Dataset items
★ ★ ★ ★ ★

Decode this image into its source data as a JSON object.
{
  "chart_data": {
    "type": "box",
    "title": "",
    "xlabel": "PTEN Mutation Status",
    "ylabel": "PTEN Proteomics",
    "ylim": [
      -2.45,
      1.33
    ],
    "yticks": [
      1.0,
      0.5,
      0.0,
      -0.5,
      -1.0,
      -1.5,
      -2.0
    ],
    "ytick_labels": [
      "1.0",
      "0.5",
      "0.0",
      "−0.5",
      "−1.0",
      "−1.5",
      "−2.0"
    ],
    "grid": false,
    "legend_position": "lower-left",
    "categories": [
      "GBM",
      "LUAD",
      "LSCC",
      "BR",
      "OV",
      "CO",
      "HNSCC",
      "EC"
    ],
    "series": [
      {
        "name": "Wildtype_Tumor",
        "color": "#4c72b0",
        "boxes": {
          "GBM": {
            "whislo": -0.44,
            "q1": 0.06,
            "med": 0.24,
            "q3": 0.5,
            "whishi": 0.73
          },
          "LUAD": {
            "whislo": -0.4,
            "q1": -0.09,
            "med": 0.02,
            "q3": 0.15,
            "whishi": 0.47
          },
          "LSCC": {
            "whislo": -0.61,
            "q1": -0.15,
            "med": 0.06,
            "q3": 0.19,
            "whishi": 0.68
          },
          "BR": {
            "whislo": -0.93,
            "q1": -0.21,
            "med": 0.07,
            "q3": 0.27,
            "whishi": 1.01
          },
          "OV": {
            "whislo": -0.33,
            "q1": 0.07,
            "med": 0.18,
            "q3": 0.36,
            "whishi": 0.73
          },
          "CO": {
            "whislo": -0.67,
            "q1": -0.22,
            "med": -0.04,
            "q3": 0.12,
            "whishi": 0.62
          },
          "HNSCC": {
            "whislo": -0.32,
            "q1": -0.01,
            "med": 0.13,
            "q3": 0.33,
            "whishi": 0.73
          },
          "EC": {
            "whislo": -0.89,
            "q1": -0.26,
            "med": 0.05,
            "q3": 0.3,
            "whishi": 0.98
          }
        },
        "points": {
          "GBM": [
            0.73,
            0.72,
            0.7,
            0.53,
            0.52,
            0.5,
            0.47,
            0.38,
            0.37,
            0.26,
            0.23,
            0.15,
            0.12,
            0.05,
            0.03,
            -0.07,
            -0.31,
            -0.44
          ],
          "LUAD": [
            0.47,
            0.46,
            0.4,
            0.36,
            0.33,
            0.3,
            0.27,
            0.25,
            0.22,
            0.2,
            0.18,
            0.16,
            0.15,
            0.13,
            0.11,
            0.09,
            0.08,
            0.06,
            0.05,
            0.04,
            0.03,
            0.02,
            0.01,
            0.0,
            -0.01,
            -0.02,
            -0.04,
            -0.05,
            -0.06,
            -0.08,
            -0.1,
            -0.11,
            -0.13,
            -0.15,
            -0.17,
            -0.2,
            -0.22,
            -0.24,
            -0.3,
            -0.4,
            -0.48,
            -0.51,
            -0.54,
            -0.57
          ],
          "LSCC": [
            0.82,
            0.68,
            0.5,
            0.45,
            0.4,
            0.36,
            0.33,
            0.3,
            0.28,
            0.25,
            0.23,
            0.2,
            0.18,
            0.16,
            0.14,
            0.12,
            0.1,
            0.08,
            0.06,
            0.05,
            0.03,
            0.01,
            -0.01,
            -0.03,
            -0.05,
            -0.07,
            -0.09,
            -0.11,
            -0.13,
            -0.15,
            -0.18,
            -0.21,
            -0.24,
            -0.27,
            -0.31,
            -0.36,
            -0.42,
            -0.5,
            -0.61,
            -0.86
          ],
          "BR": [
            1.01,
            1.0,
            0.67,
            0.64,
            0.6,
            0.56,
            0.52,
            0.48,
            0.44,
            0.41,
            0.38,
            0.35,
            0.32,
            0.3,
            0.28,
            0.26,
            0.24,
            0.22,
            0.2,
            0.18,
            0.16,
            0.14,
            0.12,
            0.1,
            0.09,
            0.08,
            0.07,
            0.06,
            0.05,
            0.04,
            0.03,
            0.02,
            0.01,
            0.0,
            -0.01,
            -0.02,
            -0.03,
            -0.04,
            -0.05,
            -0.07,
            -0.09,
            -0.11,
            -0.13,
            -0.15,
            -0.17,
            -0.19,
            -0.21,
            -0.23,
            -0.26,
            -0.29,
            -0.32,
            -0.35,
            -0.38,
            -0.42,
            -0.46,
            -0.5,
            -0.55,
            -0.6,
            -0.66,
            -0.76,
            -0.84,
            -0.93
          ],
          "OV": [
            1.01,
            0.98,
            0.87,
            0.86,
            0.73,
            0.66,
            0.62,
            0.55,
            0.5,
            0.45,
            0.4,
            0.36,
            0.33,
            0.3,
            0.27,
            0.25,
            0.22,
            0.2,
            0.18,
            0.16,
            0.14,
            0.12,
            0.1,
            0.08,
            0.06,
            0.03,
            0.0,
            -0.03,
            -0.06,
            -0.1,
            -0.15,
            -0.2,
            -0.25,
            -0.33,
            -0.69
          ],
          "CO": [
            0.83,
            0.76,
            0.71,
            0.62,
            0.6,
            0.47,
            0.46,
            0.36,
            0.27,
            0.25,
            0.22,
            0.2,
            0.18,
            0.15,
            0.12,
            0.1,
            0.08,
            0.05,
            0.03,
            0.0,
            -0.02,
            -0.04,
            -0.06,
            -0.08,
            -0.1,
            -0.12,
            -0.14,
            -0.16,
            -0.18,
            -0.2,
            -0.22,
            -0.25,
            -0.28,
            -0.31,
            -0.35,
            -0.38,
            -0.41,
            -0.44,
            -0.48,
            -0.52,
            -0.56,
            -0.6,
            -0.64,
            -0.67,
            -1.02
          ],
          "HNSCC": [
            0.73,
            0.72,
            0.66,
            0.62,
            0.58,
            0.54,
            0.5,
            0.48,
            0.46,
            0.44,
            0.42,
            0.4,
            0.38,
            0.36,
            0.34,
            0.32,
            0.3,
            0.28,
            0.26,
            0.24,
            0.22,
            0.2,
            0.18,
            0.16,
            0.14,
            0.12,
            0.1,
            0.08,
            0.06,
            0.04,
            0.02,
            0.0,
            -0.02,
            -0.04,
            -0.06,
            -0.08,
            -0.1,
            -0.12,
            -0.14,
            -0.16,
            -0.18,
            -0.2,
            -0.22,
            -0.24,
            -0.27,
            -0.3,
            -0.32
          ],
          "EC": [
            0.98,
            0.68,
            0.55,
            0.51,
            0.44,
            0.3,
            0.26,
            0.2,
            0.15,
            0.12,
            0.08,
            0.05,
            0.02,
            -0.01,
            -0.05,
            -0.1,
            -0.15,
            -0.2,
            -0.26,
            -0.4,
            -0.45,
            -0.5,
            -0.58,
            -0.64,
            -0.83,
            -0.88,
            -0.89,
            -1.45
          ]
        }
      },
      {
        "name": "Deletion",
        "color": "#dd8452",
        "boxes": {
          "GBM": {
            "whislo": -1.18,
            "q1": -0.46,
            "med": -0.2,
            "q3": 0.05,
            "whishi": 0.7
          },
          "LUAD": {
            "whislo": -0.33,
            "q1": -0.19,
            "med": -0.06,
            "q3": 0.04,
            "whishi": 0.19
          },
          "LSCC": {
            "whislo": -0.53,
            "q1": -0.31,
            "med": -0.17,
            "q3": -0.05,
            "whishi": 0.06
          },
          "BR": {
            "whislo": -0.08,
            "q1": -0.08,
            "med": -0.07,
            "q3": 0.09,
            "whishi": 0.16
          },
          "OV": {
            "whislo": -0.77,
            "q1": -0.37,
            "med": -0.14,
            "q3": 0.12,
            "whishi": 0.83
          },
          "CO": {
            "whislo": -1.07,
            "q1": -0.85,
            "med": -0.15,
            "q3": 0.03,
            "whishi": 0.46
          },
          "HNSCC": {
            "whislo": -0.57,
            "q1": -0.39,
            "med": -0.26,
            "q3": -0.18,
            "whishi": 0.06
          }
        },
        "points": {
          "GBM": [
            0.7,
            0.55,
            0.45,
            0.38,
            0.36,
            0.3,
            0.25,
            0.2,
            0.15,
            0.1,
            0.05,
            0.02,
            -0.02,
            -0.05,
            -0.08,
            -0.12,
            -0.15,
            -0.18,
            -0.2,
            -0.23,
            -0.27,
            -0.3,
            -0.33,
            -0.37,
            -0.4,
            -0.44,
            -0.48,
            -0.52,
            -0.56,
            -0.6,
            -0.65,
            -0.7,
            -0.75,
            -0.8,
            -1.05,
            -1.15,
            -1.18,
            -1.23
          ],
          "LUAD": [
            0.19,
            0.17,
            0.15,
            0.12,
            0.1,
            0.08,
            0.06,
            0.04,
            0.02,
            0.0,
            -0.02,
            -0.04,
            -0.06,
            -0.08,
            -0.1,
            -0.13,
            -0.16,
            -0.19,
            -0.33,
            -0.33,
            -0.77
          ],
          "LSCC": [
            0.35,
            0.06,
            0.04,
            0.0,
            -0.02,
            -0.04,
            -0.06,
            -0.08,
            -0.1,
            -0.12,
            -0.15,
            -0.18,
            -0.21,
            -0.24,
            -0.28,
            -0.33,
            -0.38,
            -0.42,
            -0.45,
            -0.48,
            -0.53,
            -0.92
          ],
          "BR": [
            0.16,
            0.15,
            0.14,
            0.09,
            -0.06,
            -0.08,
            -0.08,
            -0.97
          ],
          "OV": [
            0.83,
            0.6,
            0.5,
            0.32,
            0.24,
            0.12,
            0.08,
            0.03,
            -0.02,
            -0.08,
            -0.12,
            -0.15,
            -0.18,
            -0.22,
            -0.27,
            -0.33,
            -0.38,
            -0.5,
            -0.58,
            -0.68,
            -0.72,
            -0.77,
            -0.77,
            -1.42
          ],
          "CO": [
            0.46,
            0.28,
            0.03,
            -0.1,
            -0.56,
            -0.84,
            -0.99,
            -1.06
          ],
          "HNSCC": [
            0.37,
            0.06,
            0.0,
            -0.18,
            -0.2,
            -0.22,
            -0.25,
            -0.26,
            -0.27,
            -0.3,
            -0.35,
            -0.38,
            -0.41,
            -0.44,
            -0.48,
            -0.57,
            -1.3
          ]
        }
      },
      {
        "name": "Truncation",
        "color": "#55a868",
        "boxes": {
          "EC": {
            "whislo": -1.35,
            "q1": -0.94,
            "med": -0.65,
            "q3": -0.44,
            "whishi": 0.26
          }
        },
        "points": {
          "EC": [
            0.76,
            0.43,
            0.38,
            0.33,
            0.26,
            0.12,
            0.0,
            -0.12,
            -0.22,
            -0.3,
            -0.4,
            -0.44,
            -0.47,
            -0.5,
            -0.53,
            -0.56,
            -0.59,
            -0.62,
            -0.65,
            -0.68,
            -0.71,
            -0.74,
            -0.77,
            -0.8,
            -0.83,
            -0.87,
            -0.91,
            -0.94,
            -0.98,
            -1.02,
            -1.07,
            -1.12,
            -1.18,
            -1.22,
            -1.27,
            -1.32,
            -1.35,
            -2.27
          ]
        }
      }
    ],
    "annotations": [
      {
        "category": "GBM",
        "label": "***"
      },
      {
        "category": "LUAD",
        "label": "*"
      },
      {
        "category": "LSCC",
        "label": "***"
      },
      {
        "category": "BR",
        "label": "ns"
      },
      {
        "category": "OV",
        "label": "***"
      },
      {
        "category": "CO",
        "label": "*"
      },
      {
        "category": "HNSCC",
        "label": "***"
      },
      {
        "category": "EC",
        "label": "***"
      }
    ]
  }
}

★ ★ ★ ★ ★

[Directions] Each line of the entries above that has the word "PTEN" is to be copied.

[Output for this exercise]
    "xlabel": "PTEN Mutation Status",
    "ylabel": "PTEN Proteomics",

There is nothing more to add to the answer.